> _AIM OF THE TASK_
Filter this data down to the lines that hold "JSON", and copy them.

> _SUPPLIED MATERIAL_
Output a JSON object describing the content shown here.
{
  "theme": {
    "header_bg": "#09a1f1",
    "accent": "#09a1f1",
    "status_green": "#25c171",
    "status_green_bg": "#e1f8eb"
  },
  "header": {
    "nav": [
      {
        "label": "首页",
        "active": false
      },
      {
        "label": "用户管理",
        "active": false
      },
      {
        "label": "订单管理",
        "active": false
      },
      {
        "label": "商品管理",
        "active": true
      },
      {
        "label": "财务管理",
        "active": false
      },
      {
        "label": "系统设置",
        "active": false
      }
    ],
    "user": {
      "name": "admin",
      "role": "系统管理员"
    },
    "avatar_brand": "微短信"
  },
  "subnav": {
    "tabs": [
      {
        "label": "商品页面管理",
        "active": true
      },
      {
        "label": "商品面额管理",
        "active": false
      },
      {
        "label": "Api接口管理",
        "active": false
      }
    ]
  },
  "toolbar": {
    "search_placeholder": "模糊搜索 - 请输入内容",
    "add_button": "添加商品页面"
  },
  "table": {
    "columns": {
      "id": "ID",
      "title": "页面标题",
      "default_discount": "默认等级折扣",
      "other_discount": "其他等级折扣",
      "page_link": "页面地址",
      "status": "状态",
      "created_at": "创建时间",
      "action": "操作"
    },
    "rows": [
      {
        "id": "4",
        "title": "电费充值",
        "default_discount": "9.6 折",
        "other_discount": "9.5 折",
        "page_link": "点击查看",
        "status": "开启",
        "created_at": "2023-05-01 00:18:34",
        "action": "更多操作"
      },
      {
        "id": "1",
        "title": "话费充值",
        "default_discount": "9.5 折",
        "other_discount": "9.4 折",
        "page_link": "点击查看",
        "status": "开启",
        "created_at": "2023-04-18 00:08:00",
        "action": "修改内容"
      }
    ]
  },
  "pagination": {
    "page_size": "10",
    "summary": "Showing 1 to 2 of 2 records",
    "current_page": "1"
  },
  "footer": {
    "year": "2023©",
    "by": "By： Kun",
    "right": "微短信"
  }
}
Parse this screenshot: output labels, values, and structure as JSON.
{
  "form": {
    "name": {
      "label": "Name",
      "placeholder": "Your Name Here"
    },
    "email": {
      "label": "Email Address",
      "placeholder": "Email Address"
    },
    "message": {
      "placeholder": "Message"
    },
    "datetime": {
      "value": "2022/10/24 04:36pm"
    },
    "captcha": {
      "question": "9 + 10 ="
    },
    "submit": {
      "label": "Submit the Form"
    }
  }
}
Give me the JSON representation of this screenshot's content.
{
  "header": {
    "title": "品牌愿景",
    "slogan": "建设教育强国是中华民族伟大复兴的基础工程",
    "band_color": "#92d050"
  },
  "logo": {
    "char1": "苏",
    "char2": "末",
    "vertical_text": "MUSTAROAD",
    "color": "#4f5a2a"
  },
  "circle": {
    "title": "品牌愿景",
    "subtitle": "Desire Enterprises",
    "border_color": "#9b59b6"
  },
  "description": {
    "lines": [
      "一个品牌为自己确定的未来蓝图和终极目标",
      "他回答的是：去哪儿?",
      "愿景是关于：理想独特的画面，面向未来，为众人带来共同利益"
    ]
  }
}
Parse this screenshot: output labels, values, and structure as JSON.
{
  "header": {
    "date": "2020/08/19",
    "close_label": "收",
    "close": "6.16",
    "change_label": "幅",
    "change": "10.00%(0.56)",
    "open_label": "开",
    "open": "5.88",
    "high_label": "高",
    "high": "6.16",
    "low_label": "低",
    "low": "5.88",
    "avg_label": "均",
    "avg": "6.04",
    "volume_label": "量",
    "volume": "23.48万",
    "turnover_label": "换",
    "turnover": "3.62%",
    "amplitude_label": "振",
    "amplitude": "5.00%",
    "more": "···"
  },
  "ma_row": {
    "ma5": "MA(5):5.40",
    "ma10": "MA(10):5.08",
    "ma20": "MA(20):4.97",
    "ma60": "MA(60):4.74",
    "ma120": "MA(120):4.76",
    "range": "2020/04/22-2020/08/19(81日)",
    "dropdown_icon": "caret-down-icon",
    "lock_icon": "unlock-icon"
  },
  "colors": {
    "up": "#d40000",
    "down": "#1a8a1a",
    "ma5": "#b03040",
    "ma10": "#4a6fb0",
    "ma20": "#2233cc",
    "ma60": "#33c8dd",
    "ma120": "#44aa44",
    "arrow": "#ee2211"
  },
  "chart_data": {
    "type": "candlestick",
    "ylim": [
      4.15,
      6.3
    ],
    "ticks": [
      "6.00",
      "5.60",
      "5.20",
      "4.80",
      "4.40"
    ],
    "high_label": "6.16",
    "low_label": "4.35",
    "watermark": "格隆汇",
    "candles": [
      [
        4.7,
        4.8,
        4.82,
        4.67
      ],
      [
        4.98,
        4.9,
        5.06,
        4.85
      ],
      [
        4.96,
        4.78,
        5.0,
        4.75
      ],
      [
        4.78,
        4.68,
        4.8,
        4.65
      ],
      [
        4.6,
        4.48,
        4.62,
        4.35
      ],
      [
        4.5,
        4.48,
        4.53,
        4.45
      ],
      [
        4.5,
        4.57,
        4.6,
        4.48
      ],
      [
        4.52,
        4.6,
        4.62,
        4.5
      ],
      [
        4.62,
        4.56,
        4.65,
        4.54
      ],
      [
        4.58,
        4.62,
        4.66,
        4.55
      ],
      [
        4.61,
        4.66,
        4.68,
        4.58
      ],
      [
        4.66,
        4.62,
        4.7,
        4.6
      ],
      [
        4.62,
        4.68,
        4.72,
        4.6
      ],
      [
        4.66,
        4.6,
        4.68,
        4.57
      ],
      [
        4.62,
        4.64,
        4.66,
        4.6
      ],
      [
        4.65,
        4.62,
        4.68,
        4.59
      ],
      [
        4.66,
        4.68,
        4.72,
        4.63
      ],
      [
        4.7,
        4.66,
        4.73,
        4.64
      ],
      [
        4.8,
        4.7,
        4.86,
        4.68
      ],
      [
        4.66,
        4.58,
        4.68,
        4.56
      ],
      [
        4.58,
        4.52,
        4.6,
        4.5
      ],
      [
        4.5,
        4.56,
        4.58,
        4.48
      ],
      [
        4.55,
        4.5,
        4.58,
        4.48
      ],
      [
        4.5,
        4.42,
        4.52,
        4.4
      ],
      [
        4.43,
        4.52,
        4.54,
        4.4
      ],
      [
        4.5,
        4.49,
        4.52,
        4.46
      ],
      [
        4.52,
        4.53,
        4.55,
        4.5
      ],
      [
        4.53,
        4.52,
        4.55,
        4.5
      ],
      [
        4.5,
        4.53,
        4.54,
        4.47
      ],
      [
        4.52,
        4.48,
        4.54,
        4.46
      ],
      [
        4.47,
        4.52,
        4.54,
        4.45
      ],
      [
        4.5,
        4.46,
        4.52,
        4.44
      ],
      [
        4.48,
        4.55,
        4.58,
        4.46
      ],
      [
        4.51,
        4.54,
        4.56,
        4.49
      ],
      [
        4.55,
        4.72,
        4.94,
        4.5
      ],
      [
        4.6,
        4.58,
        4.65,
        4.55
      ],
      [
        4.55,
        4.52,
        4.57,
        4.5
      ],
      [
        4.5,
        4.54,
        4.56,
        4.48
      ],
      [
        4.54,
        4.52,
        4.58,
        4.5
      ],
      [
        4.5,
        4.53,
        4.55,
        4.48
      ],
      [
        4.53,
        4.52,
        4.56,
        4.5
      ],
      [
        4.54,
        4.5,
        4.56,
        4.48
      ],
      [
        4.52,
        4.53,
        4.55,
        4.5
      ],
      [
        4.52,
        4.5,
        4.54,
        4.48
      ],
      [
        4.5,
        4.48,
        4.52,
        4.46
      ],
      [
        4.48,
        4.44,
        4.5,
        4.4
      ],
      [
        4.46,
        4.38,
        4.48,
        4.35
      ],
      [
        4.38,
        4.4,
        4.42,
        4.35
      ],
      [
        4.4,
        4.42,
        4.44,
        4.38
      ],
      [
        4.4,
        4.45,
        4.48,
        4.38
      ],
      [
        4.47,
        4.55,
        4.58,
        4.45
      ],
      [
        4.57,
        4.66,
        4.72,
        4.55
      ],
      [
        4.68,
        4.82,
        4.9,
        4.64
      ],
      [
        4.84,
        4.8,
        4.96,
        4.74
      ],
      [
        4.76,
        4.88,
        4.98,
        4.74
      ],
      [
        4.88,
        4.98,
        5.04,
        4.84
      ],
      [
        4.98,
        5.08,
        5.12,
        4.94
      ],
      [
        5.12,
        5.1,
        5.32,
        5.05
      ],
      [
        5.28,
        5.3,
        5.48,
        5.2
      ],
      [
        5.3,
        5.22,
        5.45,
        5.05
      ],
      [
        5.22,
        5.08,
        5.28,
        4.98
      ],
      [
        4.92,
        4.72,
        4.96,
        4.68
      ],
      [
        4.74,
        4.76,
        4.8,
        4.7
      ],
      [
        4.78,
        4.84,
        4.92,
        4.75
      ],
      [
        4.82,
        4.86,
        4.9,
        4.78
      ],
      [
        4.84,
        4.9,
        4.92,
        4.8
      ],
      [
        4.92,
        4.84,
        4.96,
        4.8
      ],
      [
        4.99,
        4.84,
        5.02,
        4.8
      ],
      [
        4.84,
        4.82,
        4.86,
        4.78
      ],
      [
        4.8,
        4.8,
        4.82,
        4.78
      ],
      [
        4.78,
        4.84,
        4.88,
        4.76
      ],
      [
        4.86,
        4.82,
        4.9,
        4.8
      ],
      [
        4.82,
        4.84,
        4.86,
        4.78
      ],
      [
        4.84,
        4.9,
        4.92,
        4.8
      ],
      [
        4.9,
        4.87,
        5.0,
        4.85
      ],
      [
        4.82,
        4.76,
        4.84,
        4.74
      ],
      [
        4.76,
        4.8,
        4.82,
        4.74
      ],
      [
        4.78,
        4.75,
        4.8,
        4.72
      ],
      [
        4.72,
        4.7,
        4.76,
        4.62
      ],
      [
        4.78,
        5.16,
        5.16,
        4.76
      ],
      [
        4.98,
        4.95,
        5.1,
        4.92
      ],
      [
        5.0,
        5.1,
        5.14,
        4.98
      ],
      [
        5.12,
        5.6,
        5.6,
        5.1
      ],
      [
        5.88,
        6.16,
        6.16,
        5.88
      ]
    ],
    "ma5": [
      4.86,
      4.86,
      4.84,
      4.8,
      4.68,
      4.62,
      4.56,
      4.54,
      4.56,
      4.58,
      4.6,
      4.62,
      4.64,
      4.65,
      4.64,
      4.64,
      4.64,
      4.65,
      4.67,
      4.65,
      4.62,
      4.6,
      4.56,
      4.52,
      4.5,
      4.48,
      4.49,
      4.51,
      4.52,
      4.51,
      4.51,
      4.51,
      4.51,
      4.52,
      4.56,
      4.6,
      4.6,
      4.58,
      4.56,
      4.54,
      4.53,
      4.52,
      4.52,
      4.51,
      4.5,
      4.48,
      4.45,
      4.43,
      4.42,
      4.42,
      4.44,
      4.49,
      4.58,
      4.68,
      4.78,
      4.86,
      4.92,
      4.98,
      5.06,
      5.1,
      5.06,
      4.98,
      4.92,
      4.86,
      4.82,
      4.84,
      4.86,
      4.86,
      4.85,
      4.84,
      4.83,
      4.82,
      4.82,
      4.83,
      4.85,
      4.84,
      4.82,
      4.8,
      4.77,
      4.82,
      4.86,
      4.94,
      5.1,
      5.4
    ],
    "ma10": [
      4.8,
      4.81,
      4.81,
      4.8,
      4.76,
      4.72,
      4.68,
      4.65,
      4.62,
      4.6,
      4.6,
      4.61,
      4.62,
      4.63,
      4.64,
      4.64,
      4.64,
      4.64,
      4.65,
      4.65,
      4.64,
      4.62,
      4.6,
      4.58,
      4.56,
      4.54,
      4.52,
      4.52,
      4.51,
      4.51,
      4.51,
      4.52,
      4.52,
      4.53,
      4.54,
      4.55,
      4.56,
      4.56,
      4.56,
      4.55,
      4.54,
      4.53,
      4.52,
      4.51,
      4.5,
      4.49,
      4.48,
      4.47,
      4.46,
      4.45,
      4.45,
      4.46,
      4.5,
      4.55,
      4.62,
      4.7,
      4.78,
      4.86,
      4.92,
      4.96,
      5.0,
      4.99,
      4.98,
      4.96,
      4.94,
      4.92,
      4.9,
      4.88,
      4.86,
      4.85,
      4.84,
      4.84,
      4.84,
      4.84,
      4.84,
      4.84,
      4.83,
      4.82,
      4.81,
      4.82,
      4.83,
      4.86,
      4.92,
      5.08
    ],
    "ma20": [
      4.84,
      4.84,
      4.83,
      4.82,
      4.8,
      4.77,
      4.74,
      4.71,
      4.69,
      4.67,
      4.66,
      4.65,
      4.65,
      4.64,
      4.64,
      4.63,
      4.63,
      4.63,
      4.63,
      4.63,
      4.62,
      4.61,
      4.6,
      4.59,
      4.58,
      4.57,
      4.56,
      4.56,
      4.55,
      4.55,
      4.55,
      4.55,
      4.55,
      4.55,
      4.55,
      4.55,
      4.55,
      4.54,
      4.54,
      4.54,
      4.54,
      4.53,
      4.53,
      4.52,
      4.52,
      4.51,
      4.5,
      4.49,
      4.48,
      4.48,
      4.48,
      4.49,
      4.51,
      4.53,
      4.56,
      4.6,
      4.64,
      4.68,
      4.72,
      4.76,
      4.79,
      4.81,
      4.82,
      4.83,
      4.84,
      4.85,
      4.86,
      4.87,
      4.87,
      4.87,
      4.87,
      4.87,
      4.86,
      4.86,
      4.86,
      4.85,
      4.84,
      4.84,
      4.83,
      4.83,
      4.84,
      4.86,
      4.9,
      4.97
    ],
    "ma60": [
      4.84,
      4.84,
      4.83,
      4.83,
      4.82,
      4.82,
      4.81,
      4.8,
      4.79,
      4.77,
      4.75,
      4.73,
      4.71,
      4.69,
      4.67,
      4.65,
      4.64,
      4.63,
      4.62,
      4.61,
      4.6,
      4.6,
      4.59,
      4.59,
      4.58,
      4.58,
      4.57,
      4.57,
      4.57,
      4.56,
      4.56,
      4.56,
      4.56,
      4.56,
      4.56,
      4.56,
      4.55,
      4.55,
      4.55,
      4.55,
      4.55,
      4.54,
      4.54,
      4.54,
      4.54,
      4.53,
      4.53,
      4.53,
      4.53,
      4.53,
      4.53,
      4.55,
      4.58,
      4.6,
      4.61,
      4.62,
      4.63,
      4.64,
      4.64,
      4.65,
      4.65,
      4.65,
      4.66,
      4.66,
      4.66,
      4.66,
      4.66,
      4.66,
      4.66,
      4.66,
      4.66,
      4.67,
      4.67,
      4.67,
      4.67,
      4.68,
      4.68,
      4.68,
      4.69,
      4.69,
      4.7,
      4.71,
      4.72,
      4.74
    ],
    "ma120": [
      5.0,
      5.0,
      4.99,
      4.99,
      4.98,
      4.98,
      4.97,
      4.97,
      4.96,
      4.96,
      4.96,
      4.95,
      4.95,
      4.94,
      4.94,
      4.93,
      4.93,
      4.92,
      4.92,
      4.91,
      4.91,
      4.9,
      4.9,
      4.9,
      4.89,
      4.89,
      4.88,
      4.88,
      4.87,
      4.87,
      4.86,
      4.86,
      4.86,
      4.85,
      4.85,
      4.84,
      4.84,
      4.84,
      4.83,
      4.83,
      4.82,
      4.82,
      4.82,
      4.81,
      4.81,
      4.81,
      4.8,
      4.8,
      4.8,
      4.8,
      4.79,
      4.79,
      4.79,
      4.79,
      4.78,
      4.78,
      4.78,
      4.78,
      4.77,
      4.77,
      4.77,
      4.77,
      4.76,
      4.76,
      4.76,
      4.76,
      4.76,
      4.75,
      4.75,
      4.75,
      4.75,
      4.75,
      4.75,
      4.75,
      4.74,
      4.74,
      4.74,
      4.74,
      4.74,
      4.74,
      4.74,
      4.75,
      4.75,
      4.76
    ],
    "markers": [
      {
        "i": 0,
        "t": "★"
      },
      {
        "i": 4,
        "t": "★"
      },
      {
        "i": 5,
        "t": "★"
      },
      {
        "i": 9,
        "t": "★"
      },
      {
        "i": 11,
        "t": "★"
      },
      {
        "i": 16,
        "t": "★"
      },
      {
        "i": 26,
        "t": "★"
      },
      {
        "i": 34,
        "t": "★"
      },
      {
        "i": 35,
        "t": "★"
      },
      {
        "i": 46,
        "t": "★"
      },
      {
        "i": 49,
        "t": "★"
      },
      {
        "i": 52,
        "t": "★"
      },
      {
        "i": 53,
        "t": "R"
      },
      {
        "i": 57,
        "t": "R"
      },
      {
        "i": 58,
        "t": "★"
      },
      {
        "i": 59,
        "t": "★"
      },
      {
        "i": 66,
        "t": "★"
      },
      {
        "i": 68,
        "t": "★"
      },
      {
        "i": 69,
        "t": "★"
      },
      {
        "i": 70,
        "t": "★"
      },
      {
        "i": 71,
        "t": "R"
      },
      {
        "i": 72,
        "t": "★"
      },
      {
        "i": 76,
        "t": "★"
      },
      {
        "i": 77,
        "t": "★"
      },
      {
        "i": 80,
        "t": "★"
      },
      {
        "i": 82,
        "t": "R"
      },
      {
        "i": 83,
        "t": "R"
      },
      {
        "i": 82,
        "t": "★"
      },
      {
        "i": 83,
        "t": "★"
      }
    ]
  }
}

> _RESPONSE TO THIS EXERCISE_
Output a JSON object describing the content shown here.
Parse this screenshot: output labels, values, and structure as JSON.
Give me the JSON representation of this screenshot's content.
Parse this screenshot: output labels, values, and structure as JSON.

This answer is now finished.